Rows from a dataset

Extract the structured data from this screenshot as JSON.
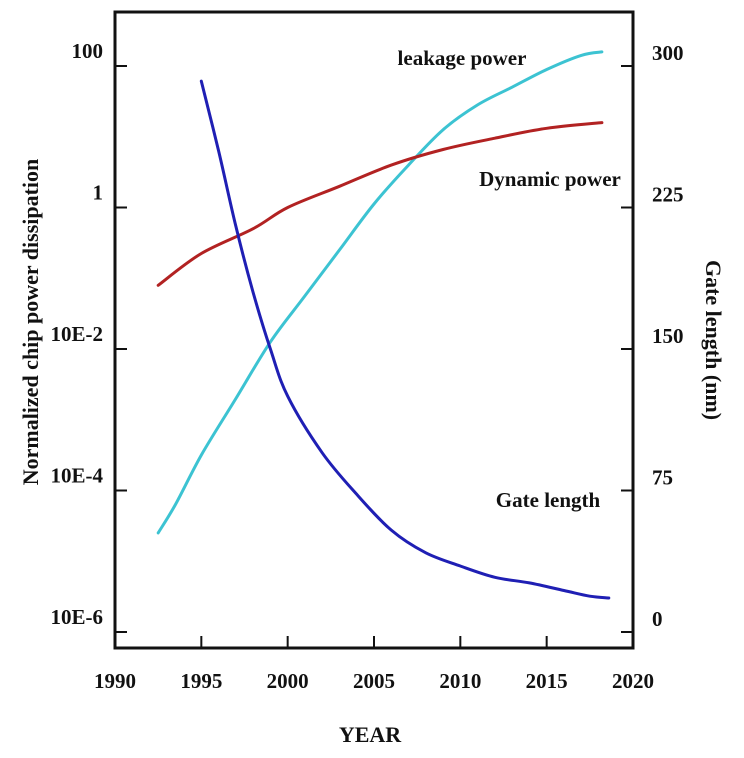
{
  "chart_data": {
    "type": "line",
    "title": "",
    "xlabel": "YEAR",
    "ylabel": "Normalized chip power dissipation",
    "y2label": "Gate length (nm)",
    "xlim": [
      1990,
      2020
    ],
    "ylim_log10": [
      -6,
      2
    ],
    "y2lim": [
      0,
      300
    ],
    "x_ticks": [
      "1990",
      "1995",
      "2000",
      "2005",
      "2010",
      "2015",
      "2020"
    ],
    "y_ticks": [
      {
        "label": "100",
        "log10": 2
      },
      {
        "label": "1",
        "log10": 0
      },
      {
        "label": "10E-2",
        "log10": -2
      },
      {
        "label": "10E-4",
        "log10": -4
      },
      {
        "label": "10E-6",
        "log10": -6
      }
    ],
    "y2_ticks": [
      "300",
      "225",
      "150",
      "75",
      "0"
    ],
    "y2_tick_values": [
      300,
      225,
      150,
      75,
      0
    ],
    "grid": false,
    "legend": "none",
    "series": [
      {
        "name": "leakage power",
        "axis": "left-log",
        "color": "#3cc3d2",
        "points": [
          [
            1992.5,
            -4.6
          ],
          [
            1993.5,
            -4.2
          ],
          [
            1995,
            -3.5
          ],
          [
            1997,
            -2.7
          ],
          [
            1999,
            -1.9
          ],
          [
            2001,
            -1.25
          ],
          [
            2003,
            -0.6
          ],
          [
            2005,
            0.05
          ],
          [
            2007,
            0.6
          ],
          [
            2009,
            1.1
          ],
          [
            2011,
            1.45
          ],
          [
            2013,
            1.7
          ],
          [
            2015,
            1.95
          ],
          [
            2017,
            2.15
          ],
          [
            2018.2,
            2.2
          ]
        ]
      },
      {
        "name": "Dynamic power",
        "axis": "left-log",
        "color": "#b22222",
        "points": [
          [
            1992.5,
            -1.1
          ],
          [
            1995,
            -0.65
          ],
          [
            1998,
            -0.3
          ],
          [
            2000,
            0.0
          ],
          [
            2003,
            0.3
          ],
          [
            2006,
            0.6
          ],
          [
            2009,
            0.82
          ],
          [
            2012,
            0.98
          ],
          [
            2015,
            1.12
          ],
          [
            2018.2,
            1.2
          ]
        ]
      },
      {
        "name": "Gate length",
        "axis": "right",
        "color": "#1f1fb4",
        "points": [
          [
            1995,
            292
          ],
          [
            1996,
            255
          ],
          [
            1997,
            215
          ],
          [
            1998,
            180
          ],
          [
            1999,
            150
          ],
          [
            2000,
            125
          ],
          [
            2002,
            95
          ],
          [
            2004,
            73
          ],
          [
            2006,
            54
          ],
          [
            2008,
            42
          ],
          [
            2010,
            35
          ],
          [
            2012,
            29
          ],
          [
            2014,
            26
          ],
          [
            2016,
            22
          ],
          [
            2017.5,
            19
          ],
          [
            2018.6,
            18
          ]
        ]
      }
    ],
    "annotations": [
      {
        "text": "leakage power",
        "series": "leakage power"
      },
      {
        "text": "Dynamic power",
        "series": "Dynamic power"
      },
      {
        "text": "Gate length",
        "series": "Gate length"
      }
    ]
  }
}
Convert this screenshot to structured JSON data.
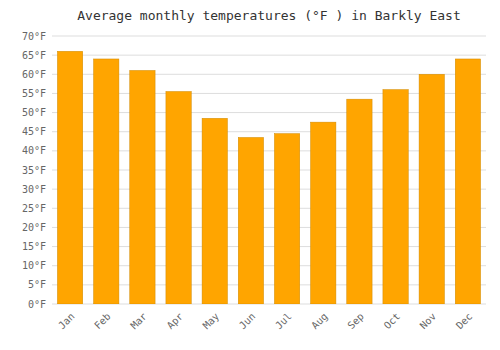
{
  "chart_data": {
    "type": "bar",
    "title": "Average monthly temperatures (°F ) in Barkly East",
    "categories": [
      "Jan",
      "Feb",
      "Mar",
      "Apr",
      "May",
      "Jun",
      "Jul",
      "Aug",
      "Sep",
      "Oct",
      "Nov",
      "Dec"
    ],
    "values": [
      66,
      64,
      61,
      55.5,
      48.5,
      43.5,
      44.5,
      47.5,
      53.5,
      56,
      60,
      64
    ],
    "color": "#FFA500",
    "ylim": [
      0,
      70
    ],
    "yticks": [
      {
        "value": 0,
        "label": "0°F"
      },
      {
        "value": 5,
        "label": "5°F"
      },
      {
        "value": 10,
        "label": "10°F"
      },
      {
        "value": 15,
        "label": "15°F"
      },
      {
        "value": 20,
        "label": "20°F"
      },
      {
        "value": 25,
        "label": "25°F"
      },
      {
        "value": 30,
        "label": "30°F"
      },
      {
        "value": 35,
        "label": "35°F"
      },
      {
        "value": 40,
        "label": "40°F"
      },
      {
        "value": 45,
        "label": "45°F"
      },
      {
        "value": 50,
        "label": "50°F"
      },
      {
        "value": 55,
        "label": "55°F"
      },
      {
        "value": 60,
        "label": "60°F"
      },
      {
        "value": 65,
        "label": "65°F"
      },
      {
        "value": 70,
        "label": "70°F"
      }
    ],
    "grid": true
  }
}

■ **PROBLEM REQUIREMENTS**: Print out every entry above without changing a word, and leave out the pictures.

■ **COMPLETE ANSWER**:
Extract the structured data from this screenshot as JSON.
{
  "chart_data": {
    "type": "line",
    "title": "",
    "xlabel": "YEAR",
    "ylabel": "Normalized chip power dissipation",
    "y2label": "Gate length (nm)",
    "xlim": [
      1990,
      2020
    ],
    "ylim_log10": [
      -6,
      2
    ],
    "y2lim": [
      0,
      300
    ],
    "x_ticks": [
      "1990",
      "1995",
      "2000",
      "2005",
      "2010",
      "2015",
      "2020"
    ],
    "y_ticks": [
      {
        "label": "100",
        "log10": 2
      },
      {
        "label": "1",
        "log10": 0
      },
      {
        "label": "10E-2",
        "log10": -2
      },
      {
        "label": "10E-4",
        "log10": -4
      },
      {
        "label": "10E-6",
        "log10": -6
      }
    ],
    "y2_ticks": [
      "300",
      "225",
      "150",
      "75",
      "0"
    ],
    "y2_tick_values": [
      300,
      225,
      150,
      75,
      0
    ],
    "grid": false,
    "legend": "none",
    "series": [
      {
        "name": "leakage power",
        "axis": "left-log",
        "color": "#3cc3d2",
        "points": [
          [
            1992.5,
            -4.6
          ],
          [
            1993.5,
            -4.2
          ],
          [
            1995,
            -3.5
          ],
          [
            1997,
            -2.7
          ],
          [
            1999,
            -1.9
          ],
          [
            2001,
            -1.25
          ],
          [
            2003,
            -0.6
          ],
          [
            2005,
            0.05
          ],
          [
            2007,
            0.6
          ],
          [
            2009,
            1.1
          ],
          [
            2011,
            1.45
          ],
          [
            2013,
            1.7
          ],
          [
            2015,
            1.95
          ],
          [
            2017,
            2.15
          ],
          [
            2018.2,
            2.2
          ]
        ]
      },
      {
        "name": "Dynamic power",
        "axis": "left-log",
        "color": "#b22222",
        "points": [
          [
            1992.5,
            -1.1
          ],
          [
            1995,
            -0.65
          ],
          [
            1998,
            -0.3
          ],
          [
            2000,
            0.0
          ],
          [
            2003,
            0.3
          ],
          [
            2006,
            0.6
          ],
          [
            2009,
            0.82
          ],
          [
            2012,
            0.98
          ],
          [
            2015,
            1.12
          ],
          [
            2018.2,
            1.2
          ]
        ]
      },
      {
        "name": "Gate length",
        "axis": "right",
        "color": "#1f1fb4",
        "points": [
          [
            1995,
            292
          ],
          [
            1996,
            255
          ],
          [
            1997,
            215
          ],
          [
            1998,
            180
          ],
          [
            1999,
            150
          ],
          [
            2000,
            125
          ],
          [
            2002,
            95
          ],
          [
            2004,
            73
          ],
          [
            2006,
            54
          ],
          [
            2008,
            42
          ],
          [
            2010,
            35
          ],
          [
            2012,
            29
          ],
          [
            2014,
            26
          ],
          [
            2016,
            22
          ],
          [
            2017.5,
            19
          ],
          [
            2018.6,
            18
          ]
        ]
      }
    ],
    "annotations": [
      {
        "text": "leakage power",
        "series": "leakage power"
      },
      {
        "text": "Dynamic power",
        "series": "Dynamic power"
      },
      {
        "text": "Gate length",
        "series": "Gate length"
      }
    ]
  }
}
Convert this screenshot to structured JSON data.
{
  "chart_data": {
    "type": "bar",
    "title": "Average monthly temperatures (°F ) in Barkly East",
    "categories": [
      "Jan",
      "Feb",
      "Mar",
      "Apr",
      "May",
      "Jun",
      "Jul",
      "Aug",
      "Sep",
      "Oct",
      "Nov",
      "Dec"
    ],
    "values": [
      66,
      64,
      61,
      55.5,
      48.5,
      43.5,
      44.5,
      47.5,
      53.5,
      56,
      60,
      64
    ],
    "color": "#FFA500",
    "ylim": [
      0,
      70
    ],
    "yticks": [
      {
        "value": 0,
        "label": "0°F"
      },
      {
        "value": 5,
        "label": "5°F"
      },
      {
        "value": 10,
        "label": "10°F"
      },
      {
        "value": 15,
        "label": "15°F"
      },
      {
        "value": 20,
        "label": "20°F"
      },
      {
        "value": 25,
        "label": "25°F"
      },
      {
        "value": 30,
        "label": "30°F"
      },
      {
        "value": 35,
        "label": "35°F"
      },
      {
        "value": 40,
        "label": "40°F"
      },
      {
        "value": 45,
        "label": "45°F"
      },
      {
        "value": 50,
        "label": "50°F"
      },
      {
        "value": 55,
        "label": "55°F"
      },
      {
        "value": 60,
        "label": "60°F"
      },
      {
        "value": 65,
        "label": "65°F"
      },
      {
        "value": 70,
        "label": "70°F"
      }
    ],
    "grid": true
  }
}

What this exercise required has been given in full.